## Problem to work on
From the listing, collect all lines containing the word "screenshot".

Entries with figure data
============================================================

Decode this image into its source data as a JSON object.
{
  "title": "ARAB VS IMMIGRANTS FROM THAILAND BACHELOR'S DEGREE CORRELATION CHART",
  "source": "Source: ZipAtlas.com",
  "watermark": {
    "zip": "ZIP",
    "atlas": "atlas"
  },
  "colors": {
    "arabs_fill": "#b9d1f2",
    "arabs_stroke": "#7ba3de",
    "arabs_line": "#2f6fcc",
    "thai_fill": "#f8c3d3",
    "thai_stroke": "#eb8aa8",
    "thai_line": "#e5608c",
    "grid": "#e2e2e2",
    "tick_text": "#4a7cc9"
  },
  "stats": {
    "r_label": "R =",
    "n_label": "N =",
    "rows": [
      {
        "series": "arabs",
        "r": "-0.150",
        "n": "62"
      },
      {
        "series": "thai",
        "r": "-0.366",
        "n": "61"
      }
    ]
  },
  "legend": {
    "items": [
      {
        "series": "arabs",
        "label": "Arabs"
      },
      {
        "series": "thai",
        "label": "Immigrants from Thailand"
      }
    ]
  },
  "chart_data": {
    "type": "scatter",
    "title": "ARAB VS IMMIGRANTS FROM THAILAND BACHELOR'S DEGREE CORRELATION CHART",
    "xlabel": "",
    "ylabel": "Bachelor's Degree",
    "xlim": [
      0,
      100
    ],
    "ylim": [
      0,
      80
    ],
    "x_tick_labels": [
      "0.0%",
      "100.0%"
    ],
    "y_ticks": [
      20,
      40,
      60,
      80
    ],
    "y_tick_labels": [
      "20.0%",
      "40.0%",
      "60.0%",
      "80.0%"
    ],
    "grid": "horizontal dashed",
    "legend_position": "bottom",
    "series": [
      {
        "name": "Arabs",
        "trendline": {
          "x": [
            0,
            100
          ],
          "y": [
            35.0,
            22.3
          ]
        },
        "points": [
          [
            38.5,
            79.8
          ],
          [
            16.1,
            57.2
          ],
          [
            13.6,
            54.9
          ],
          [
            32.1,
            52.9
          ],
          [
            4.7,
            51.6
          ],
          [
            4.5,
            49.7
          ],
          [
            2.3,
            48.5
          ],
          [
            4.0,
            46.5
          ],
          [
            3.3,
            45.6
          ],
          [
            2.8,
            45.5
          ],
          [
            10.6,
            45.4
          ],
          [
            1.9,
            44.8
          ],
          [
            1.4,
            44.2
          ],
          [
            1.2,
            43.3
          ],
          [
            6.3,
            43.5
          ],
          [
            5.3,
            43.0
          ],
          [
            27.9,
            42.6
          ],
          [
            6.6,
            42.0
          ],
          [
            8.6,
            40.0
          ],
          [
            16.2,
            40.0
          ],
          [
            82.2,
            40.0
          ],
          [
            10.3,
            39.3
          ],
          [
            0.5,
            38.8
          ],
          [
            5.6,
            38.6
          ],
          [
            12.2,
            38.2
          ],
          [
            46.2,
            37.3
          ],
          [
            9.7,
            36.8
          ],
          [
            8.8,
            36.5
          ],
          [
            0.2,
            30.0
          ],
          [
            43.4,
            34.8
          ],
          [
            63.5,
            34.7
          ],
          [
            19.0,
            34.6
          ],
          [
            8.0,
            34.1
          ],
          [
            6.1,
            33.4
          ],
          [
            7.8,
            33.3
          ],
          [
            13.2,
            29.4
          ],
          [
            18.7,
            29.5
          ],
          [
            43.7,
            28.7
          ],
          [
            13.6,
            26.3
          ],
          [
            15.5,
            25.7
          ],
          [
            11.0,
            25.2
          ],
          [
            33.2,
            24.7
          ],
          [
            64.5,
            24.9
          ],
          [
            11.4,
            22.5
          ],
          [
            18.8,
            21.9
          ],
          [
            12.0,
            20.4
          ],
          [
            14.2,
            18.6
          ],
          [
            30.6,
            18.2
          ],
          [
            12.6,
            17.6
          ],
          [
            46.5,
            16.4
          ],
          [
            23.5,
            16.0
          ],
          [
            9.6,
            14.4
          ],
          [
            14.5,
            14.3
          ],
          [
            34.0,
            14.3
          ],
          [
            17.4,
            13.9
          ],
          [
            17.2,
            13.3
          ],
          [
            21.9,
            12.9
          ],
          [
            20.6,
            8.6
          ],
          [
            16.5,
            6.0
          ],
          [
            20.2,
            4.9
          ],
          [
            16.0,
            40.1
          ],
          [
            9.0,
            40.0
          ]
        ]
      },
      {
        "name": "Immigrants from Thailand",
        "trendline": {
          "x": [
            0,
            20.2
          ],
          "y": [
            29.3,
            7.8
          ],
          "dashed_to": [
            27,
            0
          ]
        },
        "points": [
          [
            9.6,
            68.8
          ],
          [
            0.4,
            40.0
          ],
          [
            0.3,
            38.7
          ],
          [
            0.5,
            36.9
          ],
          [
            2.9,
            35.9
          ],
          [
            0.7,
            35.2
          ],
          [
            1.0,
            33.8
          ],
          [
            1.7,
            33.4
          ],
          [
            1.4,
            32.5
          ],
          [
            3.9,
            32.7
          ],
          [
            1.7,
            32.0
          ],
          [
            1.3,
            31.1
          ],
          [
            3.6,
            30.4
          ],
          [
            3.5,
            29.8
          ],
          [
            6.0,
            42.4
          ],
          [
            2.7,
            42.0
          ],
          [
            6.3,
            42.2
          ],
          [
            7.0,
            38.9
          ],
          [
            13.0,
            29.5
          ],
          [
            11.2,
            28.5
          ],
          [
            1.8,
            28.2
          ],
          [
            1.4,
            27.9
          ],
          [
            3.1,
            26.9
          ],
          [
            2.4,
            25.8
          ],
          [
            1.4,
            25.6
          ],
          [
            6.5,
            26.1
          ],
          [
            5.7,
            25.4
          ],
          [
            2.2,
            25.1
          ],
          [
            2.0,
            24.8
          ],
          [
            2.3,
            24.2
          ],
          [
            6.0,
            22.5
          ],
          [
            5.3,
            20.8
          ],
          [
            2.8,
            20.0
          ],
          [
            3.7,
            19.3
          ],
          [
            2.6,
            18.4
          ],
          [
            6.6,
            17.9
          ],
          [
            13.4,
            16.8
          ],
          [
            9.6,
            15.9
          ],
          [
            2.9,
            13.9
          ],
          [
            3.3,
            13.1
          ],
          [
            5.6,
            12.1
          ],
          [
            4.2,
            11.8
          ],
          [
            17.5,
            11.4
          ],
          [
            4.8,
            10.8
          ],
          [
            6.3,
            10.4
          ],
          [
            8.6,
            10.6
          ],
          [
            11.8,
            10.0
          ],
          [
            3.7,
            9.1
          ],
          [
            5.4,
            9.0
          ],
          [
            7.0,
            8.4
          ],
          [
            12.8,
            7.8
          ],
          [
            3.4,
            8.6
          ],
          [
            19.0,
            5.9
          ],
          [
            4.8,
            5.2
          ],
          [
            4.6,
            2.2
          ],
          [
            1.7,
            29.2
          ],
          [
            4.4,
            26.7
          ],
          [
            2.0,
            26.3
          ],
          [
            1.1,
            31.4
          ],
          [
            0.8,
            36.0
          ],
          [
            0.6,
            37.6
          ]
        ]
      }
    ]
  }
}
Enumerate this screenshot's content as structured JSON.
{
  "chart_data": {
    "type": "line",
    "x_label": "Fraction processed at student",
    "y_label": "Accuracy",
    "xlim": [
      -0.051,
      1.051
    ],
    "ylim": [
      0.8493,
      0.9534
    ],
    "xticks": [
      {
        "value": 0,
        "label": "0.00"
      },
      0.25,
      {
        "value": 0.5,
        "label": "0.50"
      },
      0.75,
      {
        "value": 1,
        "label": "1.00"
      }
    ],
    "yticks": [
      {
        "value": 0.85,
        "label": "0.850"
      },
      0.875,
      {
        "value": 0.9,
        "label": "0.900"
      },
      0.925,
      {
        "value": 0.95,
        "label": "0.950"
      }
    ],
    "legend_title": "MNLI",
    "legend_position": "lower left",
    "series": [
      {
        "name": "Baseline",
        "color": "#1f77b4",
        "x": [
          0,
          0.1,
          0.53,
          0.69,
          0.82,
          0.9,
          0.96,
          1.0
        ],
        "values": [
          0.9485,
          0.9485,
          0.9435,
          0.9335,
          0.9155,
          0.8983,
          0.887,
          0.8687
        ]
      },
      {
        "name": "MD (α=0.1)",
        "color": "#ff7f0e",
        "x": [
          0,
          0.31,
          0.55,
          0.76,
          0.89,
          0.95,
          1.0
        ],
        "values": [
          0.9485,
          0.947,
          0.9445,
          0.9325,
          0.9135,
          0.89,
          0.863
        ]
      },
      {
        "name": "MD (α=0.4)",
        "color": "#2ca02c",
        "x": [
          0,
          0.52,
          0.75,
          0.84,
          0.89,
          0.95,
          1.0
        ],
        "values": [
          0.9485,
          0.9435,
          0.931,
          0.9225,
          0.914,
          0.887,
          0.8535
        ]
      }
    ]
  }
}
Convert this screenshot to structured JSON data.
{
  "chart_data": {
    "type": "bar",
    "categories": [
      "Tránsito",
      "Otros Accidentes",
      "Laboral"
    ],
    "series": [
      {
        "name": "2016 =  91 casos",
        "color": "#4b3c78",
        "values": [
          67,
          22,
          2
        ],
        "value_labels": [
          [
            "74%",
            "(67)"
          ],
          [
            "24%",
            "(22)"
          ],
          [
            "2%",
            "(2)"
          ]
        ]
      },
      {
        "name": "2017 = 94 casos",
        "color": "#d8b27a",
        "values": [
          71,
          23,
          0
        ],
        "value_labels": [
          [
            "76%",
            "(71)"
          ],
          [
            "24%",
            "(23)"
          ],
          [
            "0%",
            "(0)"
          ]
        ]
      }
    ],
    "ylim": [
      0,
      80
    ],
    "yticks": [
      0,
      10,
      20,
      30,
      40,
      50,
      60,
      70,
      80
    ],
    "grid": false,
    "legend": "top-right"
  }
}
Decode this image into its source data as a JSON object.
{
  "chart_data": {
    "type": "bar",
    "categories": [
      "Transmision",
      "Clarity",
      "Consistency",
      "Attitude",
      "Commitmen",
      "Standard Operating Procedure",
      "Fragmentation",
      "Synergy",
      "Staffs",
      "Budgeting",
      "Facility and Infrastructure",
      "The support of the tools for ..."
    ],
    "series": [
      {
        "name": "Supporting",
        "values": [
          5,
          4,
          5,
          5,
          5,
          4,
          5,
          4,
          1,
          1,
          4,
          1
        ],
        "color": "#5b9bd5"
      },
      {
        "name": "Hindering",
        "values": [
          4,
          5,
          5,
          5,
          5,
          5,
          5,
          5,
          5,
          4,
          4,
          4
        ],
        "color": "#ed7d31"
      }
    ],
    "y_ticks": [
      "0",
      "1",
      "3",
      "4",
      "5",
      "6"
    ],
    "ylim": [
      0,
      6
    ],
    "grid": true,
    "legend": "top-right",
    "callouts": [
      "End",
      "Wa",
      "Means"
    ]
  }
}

============================================================

## Reply
Enumerate this screenshot's content as structured JSON.
Convert this screenshot to structured JSON data.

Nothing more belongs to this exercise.